BEGIN TASK DATA

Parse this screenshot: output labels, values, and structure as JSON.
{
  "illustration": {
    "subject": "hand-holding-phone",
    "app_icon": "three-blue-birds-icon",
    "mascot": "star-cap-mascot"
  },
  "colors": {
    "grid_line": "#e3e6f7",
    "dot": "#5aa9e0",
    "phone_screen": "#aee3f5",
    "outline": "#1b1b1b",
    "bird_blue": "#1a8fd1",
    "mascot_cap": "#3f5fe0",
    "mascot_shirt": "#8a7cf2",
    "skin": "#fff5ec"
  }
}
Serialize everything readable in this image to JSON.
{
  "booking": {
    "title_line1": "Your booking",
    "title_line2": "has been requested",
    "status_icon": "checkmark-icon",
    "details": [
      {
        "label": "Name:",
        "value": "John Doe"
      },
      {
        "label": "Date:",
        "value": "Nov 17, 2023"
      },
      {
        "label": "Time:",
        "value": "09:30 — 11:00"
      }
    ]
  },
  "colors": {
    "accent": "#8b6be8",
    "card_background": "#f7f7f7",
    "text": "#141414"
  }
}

END TASK DATA
BEGIN TASK DATA

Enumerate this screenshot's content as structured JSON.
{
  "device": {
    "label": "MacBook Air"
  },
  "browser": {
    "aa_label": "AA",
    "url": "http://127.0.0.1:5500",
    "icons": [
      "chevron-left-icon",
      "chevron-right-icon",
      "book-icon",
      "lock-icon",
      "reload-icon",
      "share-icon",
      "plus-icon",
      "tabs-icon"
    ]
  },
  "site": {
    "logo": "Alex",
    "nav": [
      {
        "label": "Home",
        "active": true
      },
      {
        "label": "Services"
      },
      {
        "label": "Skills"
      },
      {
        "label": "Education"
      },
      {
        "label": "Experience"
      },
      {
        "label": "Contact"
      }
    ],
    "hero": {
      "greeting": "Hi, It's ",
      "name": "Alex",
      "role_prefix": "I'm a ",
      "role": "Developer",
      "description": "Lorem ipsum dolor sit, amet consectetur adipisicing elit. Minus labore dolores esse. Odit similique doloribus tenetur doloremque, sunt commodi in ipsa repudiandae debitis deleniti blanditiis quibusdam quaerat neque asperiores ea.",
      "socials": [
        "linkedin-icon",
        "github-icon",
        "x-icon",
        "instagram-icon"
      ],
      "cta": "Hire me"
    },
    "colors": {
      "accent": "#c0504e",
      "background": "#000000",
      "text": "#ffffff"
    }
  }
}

END TASK DATA

WHAT IS REQUIRED:
Collect each line containing the string "JSON".

FINISHED TASK:
Parse this screenshot: output labels, values, and structure as JSON.
Serialize everything readable in this image to JSON.
Enumerate this screenshot's content as structured JSON.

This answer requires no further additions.